Identify each line in the records below that contains the word "Pharmaceuticals", and copy it.

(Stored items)
----

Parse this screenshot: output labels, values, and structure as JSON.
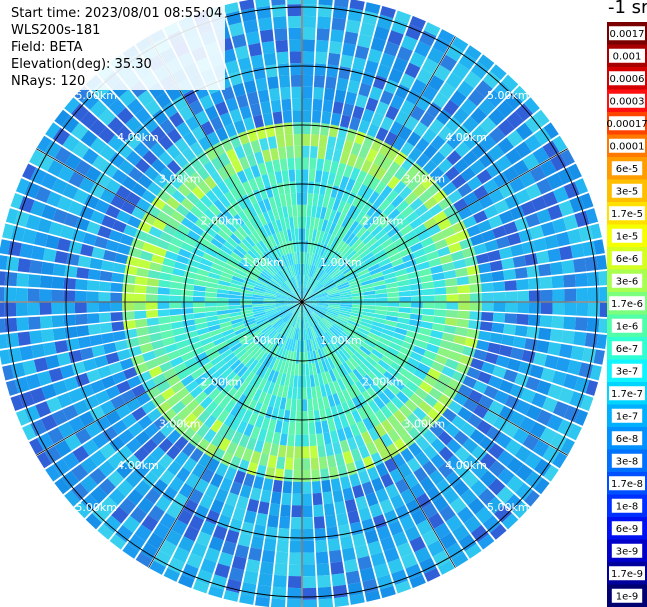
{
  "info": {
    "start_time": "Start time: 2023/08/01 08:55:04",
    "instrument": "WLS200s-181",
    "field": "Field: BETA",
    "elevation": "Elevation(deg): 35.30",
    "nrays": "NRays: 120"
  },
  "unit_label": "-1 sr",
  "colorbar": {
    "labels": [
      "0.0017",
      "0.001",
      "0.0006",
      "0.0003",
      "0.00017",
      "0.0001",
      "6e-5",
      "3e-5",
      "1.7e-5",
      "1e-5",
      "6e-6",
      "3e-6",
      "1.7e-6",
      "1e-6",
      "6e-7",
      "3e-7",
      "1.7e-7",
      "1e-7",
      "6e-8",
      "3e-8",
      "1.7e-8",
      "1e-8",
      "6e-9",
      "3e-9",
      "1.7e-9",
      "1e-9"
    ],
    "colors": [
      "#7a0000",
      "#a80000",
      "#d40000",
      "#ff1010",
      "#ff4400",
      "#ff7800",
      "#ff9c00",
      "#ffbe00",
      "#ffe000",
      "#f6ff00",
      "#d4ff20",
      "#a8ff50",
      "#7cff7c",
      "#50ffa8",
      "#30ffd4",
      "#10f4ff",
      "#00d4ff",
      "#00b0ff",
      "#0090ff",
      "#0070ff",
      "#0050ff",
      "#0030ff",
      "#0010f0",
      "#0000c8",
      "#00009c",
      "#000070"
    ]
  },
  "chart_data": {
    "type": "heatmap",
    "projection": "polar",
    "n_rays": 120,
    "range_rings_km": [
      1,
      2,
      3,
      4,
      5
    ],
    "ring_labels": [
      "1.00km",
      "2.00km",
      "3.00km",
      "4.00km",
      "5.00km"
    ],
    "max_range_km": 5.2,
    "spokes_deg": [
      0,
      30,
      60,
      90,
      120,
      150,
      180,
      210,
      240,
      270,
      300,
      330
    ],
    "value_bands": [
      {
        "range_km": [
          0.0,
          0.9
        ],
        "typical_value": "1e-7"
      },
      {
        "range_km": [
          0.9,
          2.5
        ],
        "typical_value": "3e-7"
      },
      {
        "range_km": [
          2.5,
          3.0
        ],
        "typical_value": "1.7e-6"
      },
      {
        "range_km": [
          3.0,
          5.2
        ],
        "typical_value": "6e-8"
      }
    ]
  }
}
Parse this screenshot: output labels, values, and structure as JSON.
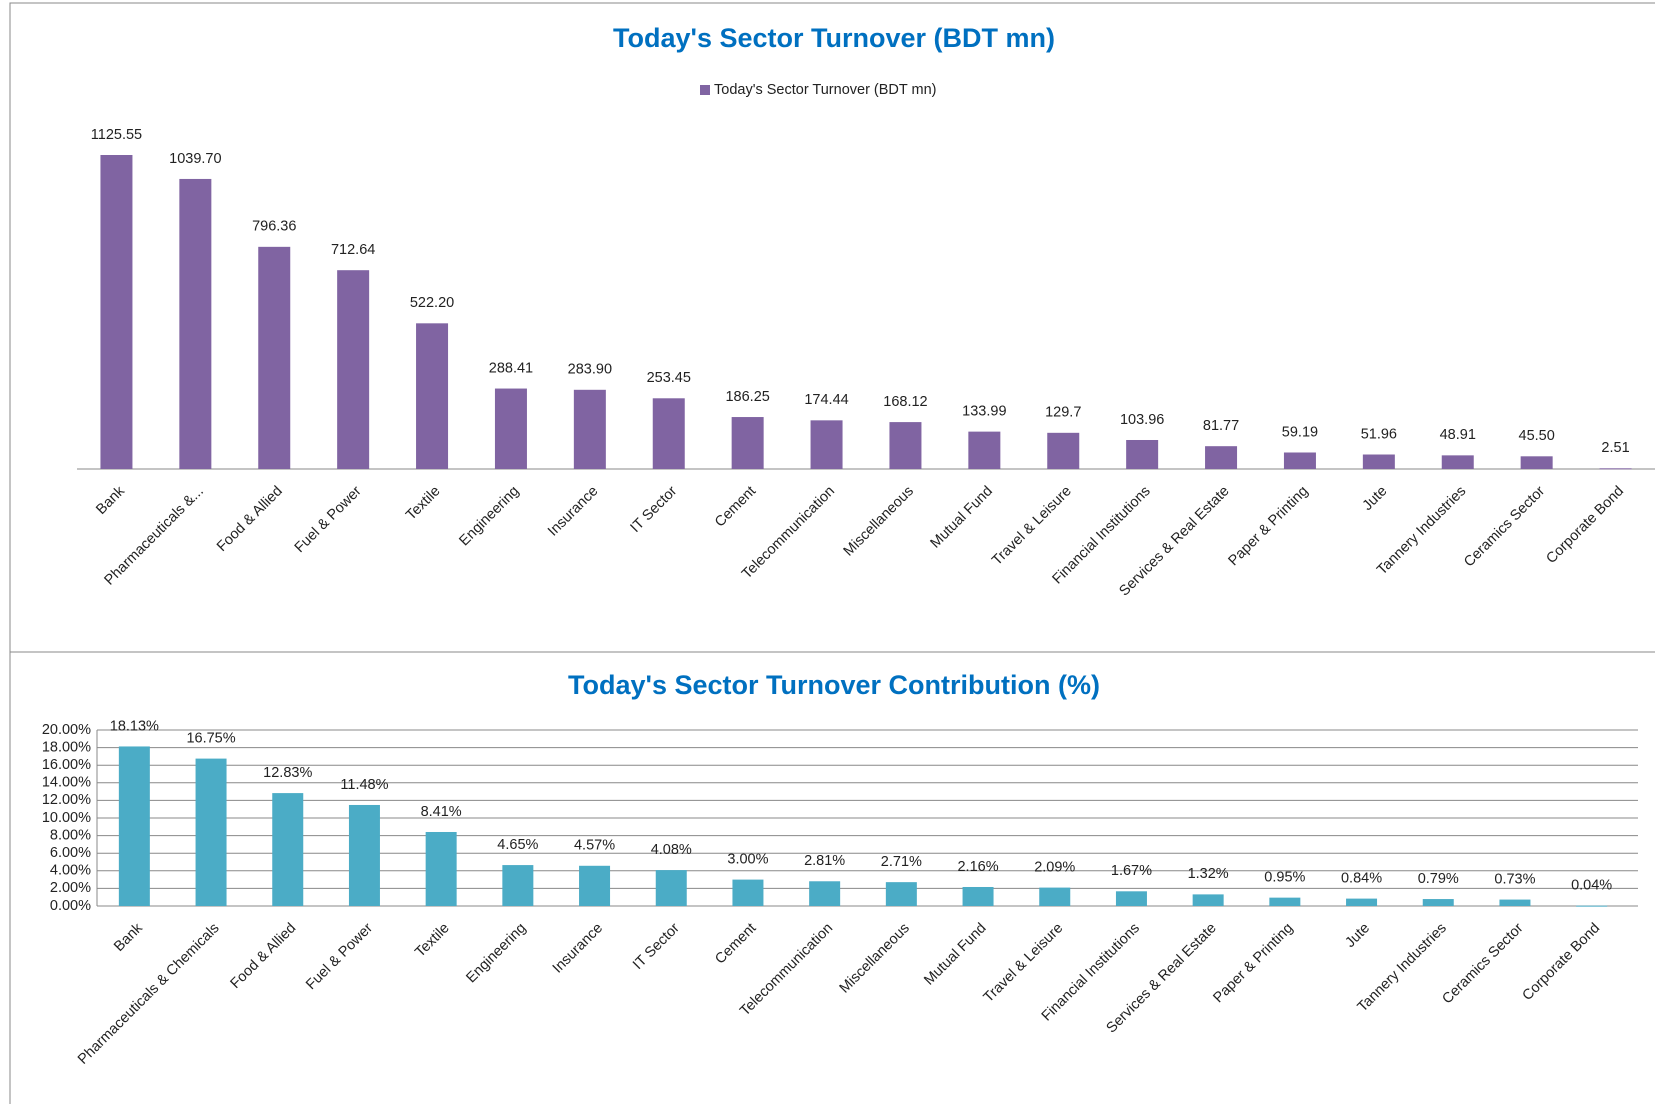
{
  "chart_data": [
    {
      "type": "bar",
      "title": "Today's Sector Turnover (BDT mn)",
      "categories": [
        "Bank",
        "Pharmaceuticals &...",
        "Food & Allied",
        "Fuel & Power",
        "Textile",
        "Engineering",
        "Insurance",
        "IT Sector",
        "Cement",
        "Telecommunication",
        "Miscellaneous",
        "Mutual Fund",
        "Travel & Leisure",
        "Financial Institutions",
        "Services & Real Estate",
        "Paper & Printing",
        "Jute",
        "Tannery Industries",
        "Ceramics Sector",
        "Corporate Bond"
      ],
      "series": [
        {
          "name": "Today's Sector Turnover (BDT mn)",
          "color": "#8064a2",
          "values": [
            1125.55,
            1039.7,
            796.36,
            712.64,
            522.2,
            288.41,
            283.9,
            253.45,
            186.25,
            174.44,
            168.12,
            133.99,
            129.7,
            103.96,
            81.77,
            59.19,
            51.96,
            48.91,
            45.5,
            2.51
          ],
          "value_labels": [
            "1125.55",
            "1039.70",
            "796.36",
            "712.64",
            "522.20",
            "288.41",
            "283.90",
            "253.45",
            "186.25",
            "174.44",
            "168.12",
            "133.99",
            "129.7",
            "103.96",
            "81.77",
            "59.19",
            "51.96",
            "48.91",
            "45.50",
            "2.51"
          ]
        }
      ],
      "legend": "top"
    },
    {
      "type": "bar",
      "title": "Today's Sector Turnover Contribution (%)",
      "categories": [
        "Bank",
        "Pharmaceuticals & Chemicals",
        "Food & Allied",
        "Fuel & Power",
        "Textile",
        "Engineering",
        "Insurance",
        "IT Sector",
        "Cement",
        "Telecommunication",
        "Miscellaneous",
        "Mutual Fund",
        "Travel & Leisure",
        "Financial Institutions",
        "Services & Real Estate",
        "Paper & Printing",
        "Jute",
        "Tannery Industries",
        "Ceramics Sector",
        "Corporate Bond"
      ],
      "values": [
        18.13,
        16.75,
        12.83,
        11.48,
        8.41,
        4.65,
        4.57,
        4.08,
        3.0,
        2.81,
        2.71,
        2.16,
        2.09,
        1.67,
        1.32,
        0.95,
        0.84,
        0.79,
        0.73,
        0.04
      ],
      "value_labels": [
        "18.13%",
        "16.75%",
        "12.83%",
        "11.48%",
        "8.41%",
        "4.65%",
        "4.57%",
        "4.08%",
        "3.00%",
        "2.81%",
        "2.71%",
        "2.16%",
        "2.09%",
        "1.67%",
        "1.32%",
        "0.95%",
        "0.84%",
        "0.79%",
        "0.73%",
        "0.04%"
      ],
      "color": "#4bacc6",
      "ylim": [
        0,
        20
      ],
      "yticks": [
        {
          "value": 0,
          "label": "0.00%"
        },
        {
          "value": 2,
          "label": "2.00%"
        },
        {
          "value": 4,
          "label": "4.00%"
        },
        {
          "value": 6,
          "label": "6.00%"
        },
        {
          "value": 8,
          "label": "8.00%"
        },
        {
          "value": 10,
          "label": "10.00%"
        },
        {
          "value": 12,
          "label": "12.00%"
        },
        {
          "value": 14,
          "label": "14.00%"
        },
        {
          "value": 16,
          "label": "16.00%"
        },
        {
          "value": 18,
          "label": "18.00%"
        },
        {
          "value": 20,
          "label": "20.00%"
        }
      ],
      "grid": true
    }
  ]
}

----

> **Result of this task**
        "Pharmaceuticals &...",
        "Pharmaceuticals & Chemicals",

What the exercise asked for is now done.